begin Material for this task
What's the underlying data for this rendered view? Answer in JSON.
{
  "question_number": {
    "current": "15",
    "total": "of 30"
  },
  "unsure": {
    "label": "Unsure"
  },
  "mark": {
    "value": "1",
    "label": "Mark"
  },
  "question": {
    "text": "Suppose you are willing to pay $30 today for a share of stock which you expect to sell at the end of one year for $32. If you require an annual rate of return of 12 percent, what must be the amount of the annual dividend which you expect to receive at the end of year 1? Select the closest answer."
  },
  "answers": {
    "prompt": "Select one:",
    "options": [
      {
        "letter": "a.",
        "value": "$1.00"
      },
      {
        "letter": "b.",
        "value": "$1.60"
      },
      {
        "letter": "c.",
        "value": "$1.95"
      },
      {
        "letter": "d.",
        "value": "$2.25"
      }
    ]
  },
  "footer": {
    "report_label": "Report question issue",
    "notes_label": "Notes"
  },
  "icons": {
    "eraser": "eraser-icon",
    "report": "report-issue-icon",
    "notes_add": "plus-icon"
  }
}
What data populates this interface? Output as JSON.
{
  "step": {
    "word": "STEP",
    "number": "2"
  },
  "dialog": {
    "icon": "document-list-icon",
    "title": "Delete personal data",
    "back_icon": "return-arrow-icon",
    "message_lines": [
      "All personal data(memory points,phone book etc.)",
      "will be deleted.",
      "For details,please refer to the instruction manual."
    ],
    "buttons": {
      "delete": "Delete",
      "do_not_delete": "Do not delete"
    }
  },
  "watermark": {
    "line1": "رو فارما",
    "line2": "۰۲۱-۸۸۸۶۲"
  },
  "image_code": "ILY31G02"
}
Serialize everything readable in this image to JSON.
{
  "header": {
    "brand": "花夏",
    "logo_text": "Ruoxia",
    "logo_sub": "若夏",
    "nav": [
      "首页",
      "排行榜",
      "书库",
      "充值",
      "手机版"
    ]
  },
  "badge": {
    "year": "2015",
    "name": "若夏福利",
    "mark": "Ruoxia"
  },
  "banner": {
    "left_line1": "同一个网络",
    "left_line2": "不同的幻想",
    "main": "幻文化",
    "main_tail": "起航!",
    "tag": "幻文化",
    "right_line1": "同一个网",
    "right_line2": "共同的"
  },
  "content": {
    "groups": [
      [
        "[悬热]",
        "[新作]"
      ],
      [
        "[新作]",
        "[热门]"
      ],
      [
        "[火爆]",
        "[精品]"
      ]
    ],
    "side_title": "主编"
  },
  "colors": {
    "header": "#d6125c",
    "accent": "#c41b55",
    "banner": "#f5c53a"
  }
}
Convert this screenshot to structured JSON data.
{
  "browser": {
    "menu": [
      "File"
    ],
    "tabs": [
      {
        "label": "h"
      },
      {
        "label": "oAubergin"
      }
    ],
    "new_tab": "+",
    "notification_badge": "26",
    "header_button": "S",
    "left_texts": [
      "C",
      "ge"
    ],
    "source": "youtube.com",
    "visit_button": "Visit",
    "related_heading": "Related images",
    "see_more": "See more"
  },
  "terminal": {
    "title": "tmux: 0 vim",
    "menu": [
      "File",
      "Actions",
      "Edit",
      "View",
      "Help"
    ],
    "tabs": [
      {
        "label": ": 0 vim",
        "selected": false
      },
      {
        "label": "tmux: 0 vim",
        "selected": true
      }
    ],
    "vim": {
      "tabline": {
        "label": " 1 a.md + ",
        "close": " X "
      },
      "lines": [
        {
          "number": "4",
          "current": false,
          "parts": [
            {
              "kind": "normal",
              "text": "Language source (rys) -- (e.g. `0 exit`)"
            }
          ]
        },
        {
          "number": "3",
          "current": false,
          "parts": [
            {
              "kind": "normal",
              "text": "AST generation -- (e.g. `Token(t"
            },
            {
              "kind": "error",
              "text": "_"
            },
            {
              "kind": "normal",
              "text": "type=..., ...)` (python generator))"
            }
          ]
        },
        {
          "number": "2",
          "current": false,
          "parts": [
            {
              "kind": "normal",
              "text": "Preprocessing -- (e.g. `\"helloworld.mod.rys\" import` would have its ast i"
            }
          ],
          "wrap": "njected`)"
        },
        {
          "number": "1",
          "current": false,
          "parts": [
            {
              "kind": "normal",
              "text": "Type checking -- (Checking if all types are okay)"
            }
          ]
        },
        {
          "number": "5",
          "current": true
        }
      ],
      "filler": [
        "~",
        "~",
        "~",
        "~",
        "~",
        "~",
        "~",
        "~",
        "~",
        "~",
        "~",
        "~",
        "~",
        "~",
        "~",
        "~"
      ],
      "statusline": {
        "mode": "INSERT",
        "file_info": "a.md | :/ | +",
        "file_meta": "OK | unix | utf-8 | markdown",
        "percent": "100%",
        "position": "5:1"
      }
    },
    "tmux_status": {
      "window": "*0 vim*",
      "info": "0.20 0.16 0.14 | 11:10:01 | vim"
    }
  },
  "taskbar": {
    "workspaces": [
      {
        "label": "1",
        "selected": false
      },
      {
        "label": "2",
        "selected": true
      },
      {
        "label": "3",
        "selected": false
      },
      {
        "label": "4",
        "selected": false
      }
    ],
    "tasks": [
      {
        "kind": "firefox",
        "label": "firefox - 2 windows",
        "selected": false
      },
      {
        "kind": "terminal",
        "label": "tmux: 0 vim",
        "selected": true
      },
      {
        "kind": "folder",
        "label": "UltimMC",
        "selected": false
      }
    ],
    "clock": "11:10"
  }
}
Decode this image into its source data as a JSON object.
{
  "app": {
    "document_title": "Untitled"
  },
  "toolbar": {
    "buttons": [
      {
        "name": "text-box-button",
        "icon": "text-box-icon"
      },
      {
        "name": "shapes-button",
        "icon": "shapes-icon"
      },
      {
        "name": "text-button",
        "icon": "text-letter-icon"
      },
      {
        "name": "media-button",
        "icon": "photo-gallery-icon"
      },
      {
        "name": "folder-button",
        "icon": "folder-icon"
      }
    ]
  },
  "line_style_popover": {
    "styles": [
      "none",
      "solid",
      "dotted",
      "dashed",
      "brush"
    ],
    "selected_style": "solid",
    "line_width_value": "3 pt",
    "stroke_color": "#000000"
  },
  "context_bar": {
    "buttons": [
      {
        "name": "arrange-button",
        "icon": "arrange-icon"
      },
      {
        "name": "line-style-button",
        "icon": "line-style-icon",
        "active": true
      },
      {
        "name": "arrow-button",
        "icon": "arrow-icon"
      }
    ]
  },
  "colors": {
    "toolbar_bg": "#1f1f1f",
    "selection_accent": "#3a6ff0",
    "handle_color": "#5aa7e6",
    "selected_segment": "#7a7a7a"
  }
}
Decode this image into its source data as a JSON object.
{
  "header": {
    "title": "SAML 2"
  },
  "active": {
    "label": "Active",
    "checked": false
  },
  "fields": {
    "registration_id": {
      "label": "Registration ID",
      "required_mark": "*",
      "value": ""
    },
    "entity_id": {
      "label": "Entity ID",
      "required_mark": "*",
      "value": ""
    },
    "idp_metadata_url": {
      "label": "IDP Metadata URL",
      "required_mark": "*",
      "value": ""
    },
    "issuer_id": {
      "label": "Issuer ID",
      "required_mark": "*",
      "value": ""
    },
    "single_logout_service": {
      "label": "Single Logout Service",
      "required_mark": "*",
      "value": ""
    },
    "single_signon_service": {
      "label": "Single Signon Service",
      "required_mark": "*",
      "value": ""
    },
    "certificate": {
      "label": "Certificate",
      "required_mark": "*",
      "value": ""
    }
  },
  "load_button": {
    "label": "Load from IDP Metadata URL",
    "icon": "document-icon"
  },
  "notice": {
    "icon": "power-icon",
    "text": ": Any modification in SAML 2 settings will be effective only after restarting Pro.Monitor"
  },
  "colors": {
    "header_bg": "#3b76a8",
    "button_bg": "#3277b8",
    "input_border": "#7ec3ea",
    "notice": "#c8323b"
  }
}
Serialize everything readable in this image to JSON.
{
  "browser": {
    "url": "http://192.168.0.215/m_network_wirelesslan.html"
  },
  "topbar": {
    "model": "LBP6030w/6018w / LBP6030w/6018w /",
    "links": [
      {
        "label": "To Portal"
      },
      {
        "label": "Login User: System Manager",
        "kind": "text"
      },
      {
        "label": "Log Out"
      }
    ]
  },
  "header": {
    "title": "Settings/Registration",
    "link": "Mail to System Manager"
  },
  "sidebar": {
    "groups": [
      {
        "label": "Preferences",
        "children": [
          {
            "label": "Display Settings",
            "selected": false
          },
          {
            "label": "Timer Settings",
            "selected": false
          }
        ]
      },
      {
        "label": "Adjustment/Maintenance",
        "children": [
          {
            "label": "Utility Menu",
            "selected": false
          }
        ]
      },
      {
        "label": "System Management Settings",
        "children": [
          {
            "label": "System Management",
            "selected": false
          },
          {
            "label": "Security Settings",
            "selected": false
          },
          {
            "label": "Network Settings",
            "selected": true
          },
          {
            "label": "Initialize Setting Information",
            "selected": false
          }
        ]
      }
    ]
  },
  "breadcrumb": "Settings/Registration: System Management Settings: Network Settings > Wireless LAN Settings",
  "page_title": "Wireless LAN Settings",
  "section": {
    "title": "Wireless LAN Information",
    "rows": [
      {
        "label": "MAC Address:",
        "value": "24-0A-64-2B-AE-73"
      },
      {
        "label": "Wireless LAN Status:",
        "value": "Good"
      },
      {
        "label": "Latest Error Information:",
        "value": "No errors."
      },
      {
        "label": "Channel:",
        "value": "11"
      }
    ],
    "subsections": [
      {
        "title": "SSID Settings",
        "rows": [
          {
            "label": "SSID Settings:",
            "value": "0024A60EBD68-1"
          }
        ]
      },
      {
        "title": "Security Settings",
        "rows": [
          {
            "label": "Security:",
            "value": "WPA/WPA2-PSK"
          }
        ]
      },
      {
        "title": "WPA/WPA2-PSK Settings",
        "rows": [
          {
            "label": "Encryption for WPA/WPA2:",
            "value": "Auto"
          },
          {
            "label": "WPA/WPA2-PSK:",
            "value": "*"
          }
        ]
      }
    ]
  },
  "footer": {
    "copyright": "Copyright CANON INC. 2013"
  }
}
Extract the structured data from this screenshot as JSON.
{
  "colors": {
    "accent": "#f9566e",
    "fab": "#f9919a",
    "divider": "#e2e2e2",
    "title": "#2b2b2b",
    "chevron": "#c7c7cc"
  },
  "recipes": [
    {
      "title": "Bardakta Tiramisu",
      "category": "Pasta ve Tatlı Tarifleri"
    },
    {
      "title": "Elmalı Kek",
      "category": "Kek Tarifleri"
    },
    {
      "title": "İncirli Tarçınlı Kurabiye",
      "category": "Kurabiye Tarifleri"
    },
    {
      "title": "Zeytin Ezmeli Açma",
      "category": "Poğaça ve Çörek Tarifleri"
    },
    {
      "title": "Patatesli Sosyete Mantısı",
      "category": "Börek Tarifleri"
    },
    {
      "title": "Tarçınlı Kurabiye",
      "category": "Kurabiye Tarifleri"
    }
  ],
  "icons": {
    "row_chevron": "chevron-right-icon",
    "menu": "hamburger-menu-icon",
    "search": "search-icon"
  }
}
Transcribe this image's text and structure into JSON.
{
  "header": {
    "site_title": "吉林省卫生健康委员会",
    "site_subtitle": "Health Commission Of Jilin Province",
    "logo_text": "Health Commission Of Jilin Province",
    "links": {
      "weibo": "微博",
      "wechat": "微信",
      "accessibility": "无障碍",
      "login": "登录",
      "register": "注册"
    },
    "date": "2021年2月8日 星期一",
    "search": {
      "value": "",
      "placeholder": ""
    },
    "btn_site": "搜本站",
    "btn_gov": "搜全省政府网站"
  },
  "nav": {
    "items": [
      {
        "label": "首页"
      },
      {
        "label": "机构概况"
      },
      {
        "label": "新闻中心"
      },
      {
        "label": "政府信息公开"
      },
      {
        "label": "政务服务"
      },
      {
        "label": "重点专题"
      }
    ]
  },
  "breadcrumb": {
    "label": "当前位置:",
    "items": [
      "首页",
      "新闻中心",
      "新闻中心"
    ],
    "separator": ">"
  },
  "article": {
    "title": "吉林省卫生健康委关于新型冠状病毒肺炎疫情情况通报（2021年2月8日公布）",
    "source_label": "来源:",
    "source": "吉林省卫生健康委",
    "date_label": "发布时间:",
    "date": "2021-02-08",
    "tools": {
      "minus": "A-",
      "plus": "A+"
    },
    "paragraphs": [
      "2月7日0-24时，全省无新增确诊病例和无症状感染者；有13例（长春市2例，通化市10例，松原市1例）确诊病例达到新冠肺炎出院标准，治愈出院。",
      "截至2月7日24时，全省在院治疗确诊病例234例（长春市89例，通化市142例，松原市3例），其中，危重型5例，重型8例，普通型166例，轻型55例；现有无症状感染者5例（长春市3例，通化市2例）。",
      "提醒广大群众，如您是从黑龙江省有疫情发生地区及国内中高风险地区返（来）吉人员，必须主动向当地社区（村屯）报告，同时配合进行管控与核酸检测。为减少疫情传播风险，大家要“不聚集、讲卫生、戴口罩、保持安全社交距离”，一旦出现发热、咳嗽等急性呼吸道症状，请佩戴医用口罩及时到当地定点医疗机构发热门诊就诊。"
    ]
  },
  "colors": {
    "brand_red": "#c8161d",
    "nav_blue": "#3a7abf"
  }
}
end Material for this task
- Your goal
Filter the data for the string "JSON" and copy every line that has it.

- Correct answer
What's the underlying data for this rendered view? Answer in JSON.
What data populates this interface? Output as JSON.
Serialize everything readable in this image to JSON.
Convert this screenshot to structured JSON data.
Decode this image into its source data as a JSON object.
Decode this image into its source data as a JSON object.
Serialize everything readable in this image to JSON.
Extract the structured data from this screenshot as JSON.
Transcribe this image's text and structure into JSON.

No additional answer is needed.